What you will do: Every line containing the word "ylabel" needs to be found and copied.

Data to use:
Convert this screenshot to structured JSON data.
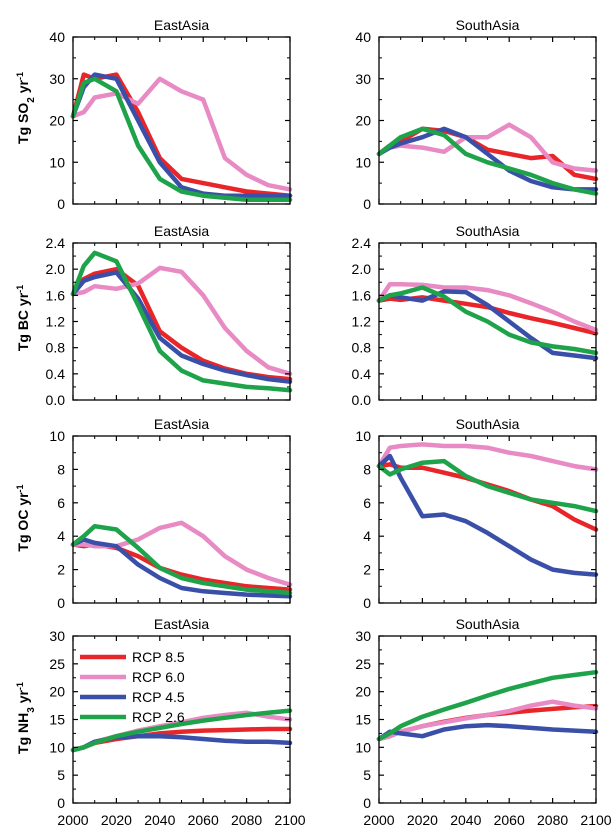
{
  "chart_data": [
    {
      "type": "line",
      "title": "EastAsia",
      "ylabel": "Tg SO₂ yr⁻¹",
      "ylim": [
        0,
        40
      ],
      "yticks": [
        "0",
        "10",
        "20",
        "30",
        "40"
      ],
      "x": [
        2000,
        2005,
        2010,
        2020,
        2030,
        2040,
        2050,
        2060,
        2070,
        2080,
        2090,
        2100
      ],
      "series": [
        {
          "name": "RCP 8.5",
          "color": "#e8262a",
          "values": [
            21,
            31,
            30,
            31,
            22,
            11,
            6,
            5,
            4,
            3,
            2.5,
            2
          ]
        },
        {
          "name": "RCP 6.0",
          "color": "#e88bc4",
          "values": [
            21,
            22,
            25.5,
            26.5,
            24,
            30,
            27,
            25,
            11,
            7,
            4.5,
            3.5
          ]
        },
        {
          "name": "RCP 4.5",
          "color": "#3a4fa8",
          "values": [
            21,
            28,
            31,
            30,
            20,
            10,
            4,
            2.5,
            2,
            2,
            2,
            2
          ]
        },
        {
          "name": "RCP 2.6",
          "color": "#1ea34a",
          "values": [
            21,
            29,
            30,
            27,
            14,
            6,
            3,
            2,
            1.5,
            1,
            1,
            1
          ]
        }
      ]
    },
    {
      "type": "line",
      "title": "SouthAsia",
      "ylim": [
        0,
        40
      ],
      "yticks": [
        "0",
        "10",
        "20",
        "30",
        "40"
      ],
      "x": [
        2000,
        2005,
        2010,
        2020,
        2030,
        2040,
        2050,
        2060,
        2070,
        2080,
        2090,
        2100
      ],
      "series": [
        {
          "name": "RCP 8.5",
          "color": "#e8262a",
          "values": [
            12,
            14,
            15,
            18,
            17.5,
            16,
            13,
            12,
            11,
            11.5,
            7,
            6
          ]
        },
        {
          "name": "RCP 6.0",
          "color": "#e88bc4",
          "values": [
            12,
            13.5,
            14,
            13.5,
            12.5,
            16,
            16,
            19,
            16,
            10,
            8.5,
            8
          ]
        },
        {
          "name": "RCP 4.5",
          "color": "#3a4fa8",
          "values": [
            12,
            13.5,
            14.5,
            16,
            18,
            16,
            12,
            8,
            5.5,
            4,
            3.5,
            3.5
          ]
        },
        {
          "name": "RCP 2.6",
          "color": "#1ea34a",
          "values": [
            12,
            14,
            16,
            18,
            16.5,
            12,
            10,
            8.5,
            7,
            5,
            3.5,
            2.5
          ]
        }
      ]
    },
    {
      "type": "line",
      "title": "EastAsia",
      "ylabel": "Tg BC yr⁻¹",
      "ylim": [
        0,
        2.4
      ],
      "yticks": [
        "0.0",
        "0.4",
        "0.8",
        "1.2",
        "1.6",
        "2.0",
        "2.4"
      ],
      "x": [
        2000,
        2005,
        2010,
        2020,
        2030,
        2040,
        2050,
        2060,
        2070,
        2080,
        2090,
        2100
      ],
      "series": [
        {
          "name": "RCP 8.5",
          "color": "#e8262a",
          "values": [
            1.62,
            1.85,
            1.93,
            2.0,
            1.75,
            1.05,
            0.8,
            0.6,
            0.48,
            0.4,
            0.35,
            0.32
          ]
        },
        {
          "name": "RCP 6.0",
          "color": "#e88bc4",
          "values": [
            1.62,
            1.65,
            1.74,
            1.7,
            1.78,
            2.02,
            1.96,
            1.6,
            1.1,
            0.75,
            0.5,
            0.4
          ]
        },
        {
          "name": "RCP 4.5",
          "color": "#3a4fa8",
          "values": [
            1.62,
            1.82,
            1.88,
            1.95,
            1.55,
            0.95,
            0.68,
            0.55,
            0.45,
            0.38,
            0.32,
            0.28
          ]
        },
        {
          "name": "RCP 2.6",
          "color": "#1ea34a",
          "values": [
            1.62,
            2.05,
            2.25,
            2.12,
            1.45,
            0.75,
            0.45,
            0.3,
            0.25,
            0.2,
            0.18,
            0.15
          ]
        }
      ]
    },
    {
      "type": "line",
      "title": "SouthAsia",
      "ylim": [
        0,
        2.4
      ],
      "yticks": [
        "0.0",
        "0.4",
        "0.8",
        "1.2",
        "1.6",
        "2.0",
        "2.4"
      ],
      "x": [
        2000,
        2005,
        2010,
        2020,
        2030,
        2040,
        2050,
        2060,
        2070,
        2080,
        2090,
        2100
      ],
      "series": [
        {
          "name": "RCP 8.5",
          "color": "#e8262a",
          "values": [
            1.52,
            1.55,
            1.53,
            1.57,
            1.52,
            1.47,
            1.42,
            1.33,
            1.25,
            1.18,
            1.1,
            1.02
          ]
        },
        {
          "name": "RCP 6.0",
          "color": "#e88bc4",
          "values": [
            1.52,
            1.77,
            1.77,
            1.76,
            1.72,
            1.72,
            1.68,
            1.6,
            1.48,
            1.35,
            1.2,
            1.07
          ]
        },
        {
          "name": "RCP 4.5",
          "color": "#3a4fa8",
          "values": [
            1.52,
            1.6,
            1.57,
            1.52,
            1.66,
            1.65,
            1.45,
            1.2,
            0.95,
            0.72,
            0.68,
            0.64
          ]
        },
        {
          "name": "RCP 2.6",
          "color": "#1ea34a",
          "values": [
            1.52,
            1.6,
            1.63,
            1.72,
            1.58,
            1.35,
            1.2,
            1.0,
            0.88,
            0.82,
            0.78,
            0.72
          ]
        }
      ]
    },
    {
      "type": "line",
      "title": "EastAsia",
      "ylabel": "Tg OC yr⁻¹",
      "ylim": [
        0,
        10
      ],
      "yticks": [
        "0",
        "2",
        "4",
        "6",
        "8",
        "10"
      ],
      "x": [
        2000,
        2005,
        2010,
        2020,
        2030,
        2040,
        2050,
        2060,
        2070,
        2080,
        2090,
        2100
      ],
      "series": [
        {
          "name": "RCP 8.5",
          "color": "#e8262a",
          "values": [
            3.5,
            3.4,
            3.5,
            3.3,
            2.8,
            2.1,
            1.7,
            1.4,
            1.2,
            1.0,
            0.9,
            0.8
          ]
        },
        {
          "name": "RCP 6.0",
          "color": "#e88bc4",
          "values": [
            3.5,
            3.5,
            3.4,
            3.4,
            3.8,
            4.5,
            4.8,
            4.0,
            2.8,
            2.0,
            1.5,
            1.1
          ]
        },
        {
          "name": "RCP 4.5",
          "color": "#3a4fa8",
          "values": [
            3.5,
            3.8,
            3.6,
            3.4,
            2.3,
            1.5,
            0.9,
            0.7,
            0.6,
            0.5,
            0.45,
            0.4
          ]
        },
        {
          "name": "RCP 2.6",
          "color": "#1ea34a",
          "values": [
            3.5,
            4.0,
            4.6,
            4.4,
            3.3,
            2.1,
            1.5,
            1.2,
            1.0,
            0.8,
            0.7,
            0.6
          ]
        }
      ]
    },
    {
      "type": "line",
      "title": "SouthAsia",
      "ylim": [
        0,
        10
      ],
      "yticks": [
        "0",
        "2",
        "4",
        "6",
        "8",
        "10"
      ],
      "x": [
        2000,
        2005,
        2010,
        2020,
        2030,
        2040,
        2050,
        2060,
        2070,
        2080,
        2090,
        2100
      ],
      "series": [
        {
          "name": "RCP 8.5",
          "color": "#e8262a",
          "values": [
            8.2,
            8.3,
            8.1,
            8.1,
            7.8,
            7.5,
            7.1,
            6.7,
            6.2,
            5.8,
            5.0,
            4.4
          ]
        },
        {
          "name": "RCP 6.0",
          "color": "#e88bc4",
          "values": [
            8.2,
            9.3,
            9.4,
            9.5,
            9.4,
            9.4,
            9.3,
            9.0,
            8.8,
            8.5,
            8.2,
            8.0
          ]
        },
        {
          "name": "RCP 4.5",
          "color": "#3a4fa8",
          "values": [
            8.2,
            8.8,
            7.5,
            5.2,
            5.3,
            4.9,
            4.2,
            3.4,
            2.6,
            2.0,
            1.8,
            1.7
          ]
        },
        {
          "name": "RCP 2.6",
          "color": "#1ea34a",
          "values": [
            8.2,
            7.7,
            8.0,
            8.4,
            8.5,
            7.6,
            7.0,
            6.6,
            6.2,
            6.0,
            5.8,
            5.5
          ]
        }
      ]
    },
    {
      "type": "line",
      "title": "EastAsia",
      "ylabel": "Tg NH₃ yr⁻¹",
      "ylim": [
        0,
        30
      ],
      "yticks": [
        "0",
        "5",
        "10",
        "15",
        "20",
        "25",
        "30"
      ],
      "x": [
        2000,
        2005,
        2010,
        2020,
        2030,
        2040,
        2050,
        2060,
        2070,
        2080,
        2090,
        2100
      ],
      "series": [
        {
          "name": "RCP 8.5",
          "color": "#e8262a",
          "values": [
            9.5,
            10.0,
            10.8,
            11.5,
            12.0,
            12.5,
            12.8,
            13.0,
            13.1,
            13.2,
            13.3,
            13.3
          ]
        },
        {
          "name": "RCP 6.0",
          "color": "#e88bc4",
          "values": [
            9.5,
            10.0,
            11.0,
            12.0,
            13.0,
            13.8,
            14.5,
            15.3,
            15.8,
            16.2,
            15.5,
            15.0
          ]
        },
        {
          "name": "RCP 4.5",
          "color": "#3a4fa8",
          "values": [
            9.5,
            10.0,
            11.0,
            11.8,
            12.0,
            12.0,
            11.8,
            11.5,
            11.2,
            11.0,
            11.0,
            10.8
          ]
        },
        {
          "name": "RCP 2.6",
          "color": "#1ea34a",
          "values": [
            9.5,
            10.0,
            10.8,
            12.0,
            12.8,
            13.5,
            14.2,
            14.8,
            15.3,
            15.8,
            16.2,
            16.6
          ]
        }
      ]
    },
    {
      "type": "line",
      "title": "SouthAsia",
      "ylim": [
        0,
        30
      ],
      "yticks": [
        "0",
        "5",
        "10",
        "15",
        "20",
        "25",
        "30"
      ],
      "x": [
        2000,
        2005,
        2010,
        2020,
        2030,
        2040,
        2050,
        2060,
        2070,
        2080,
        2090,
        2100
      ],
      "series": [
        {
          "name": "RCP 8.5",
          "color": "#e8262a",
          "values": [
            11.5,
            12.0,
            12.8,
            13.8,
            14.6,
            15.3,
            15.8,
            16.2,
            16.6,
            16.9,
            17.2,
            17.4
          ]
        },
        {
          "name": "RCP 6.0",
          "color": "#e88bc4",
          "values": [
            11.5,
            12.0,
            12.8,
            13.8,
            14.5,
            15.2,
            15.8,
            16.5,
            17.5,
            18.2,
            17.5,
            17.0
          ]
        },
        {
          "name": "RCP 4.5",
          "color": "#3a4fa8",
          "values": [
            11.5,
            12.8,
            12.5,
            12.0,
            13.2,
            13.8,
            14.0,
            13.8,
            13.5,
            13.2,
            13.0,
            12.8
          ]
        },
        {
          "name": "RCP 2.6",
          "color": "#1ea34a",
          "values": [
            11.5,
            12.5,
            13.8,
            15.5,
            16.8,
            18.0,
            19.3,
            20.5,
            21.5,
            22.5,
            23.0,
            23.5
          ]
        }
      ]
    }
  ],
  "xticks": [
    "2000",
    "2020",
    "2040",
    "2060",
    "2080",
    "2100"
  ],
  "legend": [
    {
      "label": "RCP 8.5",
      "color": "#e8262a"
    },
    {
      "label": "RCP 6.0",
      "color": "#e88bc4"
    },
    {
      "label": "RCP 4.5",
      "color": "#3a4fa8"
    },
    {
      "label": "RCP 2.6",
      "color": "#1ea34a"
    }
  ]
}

Exercise result:
      "ylabel": "Tg SO₂ yr⁻¹",
      "ylabel": "Tg BC yr⁻¹",
      "ylabel": "Tg OC yr⁻¹",
      "ylabel": "Tg NH₃ yr⁻¹",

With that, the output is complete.